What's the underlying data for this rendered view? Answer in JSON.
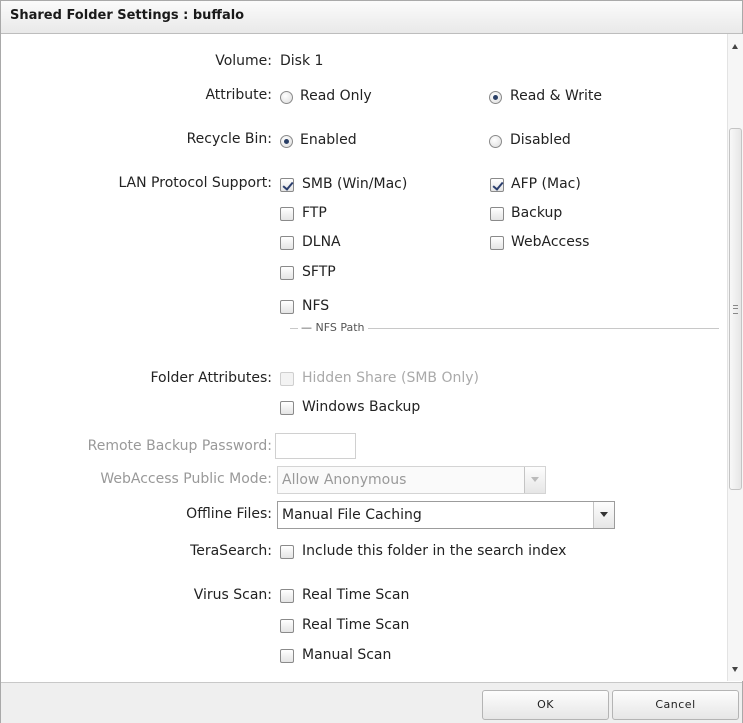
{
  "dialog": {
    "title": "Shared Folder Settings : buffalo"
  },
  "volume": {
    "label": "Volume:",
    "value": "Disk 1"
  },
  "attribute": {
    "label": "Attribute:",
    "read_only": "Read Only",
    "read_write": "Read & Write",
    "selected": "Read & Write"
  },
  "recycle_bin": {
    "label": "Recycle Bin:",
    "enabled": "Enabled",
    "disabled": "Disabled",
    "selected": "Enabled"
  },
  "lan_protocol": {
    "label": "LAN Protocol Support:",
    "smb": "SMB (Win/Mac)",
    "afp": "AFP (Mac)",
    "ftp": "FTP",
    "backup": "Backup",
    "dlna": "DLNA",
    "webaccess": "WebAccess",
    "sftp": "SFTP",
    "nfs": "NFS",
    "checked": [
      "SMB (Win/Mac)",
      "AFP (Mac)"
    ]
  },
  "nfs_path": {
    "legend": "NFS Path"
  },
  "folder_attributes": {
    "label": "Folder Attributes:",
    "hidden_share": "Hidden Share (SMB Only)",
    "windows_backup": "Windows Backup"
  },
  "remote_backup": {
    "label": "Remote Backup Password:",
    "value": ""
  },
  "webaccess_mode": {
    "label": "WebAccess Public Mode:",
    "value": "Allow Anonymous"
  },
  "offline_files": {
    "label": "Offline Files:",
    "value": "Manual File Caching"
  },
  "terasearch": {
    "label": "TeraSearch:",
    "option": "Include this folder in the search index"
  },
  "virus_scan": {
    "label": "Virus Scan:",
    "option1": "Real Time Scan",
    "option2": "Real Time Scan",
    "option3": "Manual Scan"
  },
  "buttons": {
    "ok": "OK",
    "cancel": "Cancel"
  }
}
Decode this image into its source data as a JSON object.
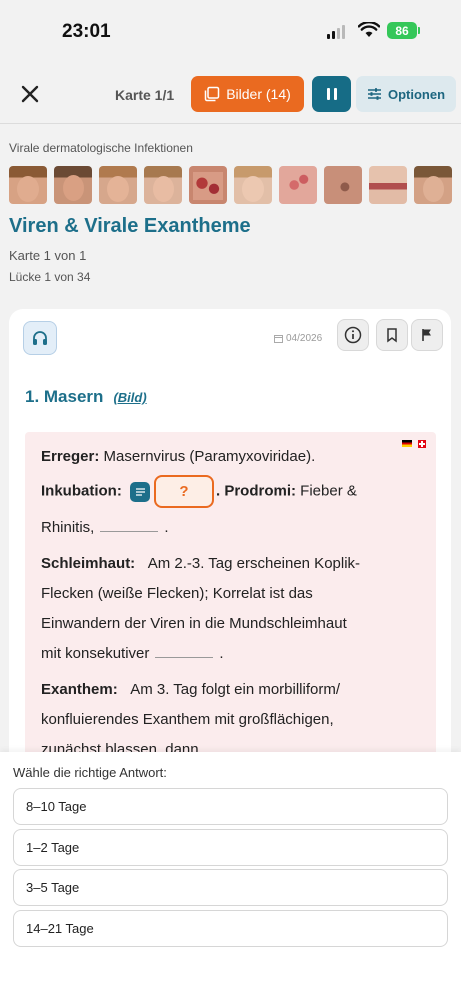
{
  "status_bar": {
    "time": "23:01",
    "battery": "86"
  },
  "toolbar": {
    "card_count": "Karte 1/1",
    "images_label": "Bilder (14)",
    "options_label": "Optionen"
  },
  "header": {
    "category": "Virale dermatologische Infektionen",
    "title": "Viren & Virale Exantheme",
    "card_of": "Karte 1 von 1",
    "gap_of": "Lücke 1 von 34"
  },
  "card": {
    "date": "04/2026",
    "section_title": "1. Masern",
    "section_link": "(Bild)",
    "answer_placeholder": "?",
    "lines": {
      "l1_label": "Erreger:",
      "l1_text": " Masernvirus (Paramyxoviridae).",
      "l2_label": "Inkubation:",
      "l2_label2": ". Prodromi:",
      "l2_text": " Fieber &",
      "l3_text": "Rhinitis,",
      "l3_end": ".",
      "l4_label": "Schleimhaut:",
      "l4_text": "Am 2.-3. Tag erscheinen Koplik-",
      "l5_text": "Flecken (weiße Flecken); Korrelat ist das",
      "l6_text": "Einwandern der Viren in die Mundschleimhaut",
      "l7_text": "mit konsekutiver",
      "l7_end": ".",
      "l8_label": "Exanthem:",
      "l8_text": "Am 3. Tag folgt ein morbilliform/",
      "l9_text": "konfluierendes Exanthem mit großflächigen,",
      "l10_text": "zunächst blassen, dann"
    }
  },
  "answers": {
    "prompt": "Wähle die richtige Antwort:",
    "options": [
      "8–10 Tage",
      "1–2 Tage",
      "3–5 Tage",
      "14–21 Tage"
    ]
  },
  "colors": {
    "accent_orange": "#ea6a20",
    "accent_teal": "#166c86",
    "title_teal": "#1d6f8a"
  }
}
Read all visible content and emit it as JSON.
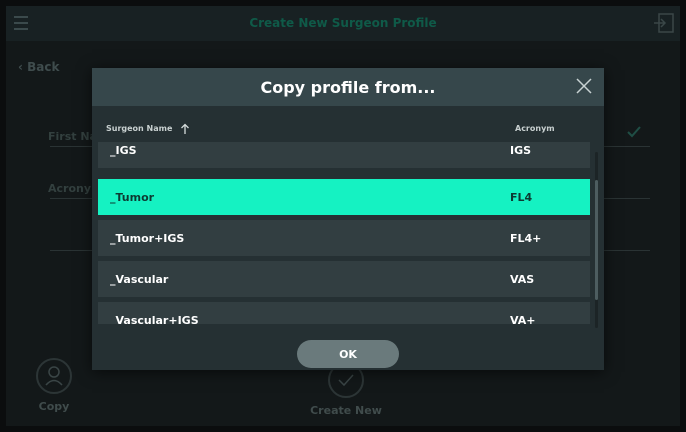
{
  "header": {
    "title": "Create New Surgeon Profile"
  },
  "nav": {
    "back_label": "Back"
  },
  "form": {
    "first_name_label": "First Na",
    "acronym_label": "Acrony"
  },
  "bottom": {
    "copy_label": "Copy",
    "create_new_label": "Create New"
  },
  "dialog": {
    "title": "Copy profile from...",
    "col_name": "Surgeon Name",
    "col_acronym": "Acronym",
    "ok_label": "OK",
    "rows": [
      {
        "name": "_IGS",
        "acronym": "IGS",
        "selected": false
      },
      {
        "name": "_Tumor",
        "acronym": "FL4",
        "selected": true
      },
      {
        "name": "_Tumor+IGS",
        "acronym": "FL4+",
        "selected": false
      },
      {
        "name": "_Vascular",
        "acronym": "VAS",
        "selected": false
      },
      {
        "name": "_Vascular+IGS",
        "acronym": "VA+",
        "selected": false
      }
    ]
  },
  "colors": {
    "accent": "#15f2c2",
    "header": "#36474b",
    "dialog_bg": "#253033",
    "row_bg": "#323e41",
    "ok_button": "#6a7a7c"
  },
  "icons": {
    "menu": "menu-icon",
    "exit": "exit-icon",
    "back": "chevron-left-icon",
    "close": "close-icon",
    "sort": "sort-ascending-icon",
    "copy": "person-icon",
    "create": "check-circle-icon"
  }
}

==

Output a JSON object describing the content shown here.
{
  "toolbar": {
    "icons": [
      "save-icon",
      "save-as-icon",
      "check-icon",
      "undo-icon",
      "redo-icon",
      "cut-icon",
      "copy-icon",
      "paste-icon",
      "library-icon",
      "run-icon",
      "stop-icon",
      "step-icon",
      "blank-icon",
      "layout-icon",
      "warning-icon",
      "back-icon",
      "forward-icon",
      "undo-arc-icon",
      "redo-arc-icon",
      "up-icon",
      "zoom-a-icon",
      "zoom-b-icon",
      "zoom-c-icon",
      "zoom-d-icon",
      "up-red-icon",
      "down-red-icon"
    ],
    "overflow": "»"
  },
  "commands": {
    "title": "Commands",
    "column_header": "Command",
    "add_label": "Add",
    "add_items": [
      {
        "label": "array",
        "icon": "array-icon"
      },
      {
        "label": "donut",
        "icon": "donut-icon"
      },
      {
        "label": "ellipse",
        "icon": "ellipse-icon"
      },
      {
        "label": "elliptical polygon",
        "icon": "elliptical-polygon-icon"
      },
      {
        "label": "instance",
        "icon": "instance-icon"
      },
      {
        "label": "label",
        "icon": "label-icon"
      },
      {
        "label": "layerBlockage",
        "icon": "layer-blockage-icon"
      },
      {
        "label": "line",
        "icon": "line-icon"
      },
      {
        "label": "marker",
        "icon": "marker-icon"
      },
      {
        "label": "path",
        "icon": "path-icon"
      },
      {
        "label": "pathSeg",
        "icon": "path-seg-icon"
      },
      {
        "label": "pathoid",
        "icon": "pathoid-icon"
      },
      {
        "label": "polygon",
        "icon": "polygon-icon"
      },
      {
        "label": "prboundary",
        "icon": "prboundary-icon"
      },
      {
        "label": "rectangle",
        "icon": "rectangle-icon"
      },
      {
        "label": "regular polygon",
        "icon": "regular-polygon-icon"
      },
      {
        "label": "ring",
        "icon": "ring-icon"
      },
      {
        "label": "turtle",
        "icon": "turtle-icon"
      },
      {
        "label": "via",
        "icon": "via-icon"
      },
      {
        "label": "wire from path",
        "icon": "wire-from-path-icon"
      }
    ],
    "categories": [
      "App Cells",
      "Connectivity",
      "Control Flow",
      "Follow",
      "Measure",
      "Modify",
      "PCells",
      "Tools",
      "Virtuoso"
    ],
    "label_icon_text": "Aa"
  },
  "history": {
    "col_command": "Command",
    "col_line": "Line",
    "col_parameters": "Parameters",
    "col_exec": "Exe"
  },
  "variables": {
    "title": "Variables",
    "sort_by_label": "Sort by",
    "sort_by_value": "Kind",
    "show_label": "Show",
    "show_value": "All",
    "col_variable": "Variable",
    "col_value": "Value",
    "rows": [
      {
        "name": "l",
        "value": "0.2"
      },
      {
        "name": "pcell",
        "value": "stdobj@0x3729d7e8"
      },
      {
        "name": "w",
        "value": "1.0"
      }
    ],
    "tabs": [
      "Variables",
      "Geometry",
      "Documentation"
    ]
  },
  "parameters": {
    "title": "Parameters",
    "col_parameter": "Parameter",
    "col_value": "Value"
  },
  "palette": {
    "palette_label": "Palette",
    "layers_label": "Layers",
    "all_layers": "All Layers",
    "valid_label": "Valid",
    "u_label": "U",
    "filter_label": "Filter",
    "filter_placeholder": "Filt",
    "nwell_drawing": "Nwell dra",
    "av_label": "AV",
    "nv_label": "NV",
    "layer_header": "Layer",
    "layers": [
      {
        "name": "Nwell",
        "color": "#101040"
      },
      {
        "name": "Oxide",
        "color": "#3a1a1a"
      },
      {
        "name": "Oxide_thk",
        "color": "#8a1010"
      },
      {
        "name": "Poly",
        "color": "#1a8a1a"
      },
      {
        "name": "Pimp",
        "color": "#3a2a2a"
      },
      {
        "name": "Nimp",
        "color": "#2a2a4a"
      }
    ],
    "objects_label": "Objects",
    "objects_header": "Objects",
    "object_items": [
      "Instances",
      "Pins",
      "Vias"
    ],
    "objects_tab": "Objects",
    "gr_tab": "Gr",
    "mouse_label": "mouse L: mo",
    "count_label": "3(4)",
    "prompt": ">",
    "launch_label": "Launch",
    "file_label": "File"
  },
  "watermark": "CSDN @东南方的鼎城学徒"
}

Your objective => Look through the records above for the word "this". Report how many lines contain it, as a bare number.

Task answer => 3